• _The problem_:
Quote the listing below in its entirety, omitting every image.

• _Entries_:
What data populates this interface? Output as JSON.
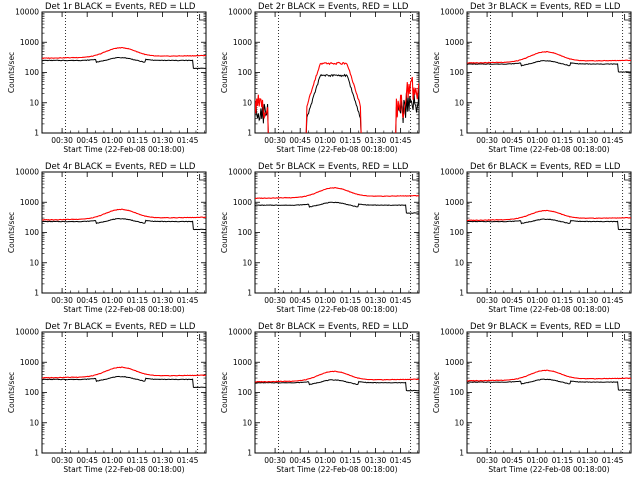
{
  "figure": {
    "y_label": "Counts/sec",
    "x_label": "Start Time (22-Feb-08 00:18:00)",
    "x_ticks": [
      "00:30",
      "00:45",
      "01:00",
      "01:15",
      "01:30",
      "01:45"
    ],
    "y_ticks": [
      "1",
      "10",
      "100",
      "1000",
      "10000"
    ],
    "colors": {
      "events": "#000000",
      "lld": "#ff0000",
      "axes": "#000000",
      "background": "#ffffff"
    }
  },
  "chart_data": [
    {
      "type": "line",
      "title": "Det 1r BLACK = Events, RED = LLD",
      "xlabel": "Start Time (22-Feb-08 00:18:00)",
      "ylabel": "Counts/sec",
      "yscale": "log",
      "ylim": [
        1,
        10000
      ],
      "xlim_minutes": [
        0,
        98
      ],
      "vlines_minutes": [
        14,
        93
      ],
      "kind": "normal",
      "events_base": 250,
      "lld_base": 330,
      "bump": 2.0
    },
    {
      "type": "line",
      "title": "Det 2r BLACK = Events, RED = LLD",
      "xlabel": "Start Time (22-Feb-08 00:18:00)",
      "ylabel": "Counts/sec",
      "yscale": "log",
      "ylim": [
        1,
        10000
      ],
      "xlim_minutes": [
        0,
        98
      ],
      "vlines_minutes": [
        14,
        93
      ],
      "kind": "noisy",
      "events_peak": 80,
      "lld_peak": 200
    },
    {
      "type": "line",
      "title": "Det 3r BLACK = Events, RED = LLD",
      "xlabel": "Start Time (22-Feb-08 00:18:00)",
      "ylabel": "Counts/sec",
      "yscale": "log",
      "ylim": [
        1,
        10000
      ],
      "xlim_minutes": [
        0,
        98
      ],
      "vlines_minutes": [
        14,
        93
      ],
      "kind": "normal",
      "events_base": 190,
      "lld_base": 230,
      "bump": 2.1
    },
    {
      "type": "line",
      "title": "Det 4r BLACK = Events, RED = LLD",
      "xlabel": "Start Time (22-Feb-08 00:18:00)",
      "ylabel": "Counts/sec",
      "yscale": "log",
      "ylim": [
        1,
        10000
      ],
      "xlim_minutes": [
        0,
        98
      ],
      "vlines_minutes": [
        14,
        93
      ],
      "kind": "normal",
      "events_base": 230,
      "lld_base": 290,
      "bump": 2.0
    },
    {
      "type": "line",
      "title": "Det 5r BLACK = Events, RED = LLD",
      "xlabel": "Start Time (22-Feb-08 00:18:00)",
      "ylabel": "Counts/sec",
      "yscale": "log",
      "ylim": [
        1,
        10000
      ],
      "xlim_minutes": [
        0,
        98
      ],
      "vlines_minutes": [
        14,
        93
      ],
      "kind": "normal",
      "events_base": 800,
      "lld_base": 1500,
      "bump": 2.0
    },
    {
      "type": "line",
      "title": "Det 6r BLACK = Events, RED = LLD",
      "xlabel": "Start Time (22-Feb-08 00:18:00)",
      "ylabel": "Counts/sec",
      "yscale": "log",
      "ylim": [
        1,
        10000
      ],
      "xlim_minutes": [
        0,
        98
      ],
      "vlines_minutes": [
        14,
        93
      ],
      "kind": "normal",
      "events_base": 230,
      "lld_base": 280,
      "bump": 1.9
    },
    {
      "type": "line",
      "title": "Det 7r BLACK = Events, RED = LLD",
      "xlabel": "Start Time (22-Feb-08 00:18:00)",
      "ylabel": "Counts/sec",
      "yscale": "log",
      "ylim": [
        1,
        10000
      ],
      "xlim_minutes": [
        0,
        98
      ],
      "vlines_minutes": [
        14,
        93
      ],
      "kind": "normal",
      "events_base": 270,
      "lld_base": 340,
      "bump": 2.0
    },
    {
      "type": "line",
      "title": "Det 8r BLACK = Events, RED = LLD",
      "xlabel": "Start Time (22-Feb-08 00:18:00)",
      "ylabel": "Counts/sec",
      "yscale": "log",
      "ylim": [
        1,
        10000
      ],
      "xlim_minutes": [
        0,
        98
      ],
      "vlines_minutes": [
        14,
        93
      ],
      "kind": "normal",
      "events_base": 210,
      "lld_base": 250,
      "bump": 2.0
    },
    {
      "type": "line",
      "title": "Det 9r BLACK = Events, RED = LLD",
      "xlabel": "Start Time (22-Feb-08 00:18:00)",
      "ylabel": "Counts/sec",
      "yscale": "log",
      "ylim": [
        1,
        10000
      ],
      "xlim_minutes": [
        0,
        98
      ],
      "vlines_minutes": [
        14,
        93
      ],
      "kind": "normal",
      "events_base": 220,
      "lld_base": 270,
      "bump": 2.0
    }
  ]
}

• _Expected answer_:
What data populates this interface? Output as JSON.
{
  "figure": {
    "y_label": "Counts/sec",
    "x_label": "Start Time (22-Feb-08 00:18:00)",
    "x_ticks": [
      "00:30",
      "00:45",
      "01:00",
      "01:15",
      "01:30",
      "01:45"
    ],
    "y_ticks": [
      "1",
      "10",
      "100",
      "1000",
      "10000"
    ],
    "colors": {
      "events": "#000000",
      "lld": "#ff0000",
      "axes": "#000000",
      "background": "#ffffff"
    }
  },
  "chart_data": [
    {
      "type": "line",
      "title": "Det 1r BLACK = Events, RED = LLD",
      "xlabel": "Start Time (22-Feb-08 00:18:00)",
      "ylabel": "Counts/sec",
      "yscale": "log",
      "ylim": [
        1,
        10000
      ],
      "xlim_minutes": [
        0,
        98
      ],
      "vlines_minutes": [
        14,
        93
      ],
      "kind": "normal",
      "events_base": 250,
      "lld_base": 330,
      "bump": 2.0
    },
    {
      "type": "line",
      "title": "Det 2r BLACK = Events, RED = LLD",
      "xlabel": "Start Time (22-Feb-08 00:18:00)",
      "ylabel": "Counts/sec",
      "yscale": "log",
      "ylim": [
        1,
        10000
      ],
      "xlim_minutes": [
        0,
        98
      ],
      "vlines_minutes": [
        14,
        93
      ],
      "kind": "noisy",
      "events_peak": 80,
      "lld_peak": 200
    },
    {
      "type": "line",
      "title": "Det 3r BLACK = Events, RED = LLD",
      "xlabel": "Start Time (22-Feb-08 00:18:00)",
      "ylabel": "Counts/sec",
      "yscale": "log",
      "ylim": [
        1,
        10000
      ],
      "xlim_minutes": [
        0,
        98
      ],
      "vlines_minutes": [
        14,
        93
      ],
      "kind": "normal",
      "events_base": 190,
      "lld_base": 230,
      "bump": 2.1
    },
    {
      "type": "line",
      "title": "Det 4r BLACK = Events, RED = LLD",
      "xlabel": "Start Time (22-Feb-08 00:18:00)",
      "ylabel": "Counts/sec",
      "yscale": "log",
      "ylim": [
        1,
        10000
      ],
      "xlim_minutes": [
        0,
        98
      ],
      "vlines_minutes": [
        14,
        93
      ],
      "kind": "normal",
      "events_base": 230,
      "lld_base": 290,
      "bump": 2.0
    },
    {
      "type": "line",
      "title": "Det 5r BLACK = Events, RED = LLD",
      "xlabel": "Start Time (22-Feb-08 00:18:00)",
      "ylabel": "Counts/sec",
      "yscale": "log",
      "ylim": [
        1,
        10000
      ],
      "xlim_minutes": [
        0,
        98
      ],
      "vlines_minutes": [
        14,
        93
      ],
      "kind": "normal",
      "events_base": 800,
      "lld_base": 1500,
      "bump": 2.0
    },
    {
      "type": "line",
      "title": "Det 6r BLACK = Events, RED = LLD",
      "xlabel": "Start Time (22-Feb-08 00:18:00)",
      "ylabel": "Counts/sec",
      "yscale": "log",
      "ylim": [
        1,
        10000
      ],
      "xlim_minutes": [
        0,
        98
      ],
      "vlines_minutes": [
        14,
        93
      ],
      "kind": "normal",
      "events_base": 230,
      "lld_base": 280,
      "bump": 1.9
    },
    {
      "type": "line",
      "title": "Det 7r BLACK = Events, RED = LLD",
      "xlabel": "Start Time (22-Feb-08 00:18:00)",
      "ylabel": "Counts/sec",
      "yscale": "log",
      "ylim": [
        1,
        10000
      ],
      "xlim_minutes": [
        0,
        98
      ],
      "vlines_minutes": [
        14,
        93
      ],
      "kind": "normal",
      "events_base": 270,
      "lld_base": 340,
      "bump": 2.0
    },
    {
      "type": "line",
      "title": "Det 8r BLACK = Events, RED = LLD",
      "xlabel": "Start Time (22-Feb-08 00:18:00)",
      "ylabel": "Counts/sec",
      "yscale": "log",
      "ylim": [
        1,
        10000
      ],
      "xlim_minutes": [
        0,
        98
      ],
      "vlines_minutes": [
        14,
        93
      ],
      "kind": "normal",
      "events_base": 210,
      "lld_base": 250,
      "bump": 2.0
    },
    {
      "type": "line",
      "title": "Det 9r BLACK = Events, RED = LLD",
      "xlabel": "Start Time (22-Feb-08 00:18:00)",
      "ylabel": "Counts/sec",
      "yscale": "log",
      "ylim": [
        1,
        10000
      ],
      "xlim_minutes": [
        0,
        98
      ],
      "vlines_minutes": [
        14,
        93
      ],
      "kind": "normal",
      "events_base": 220,
      "lld_base": 270,
      "bump": 2.0
    }
  ]
}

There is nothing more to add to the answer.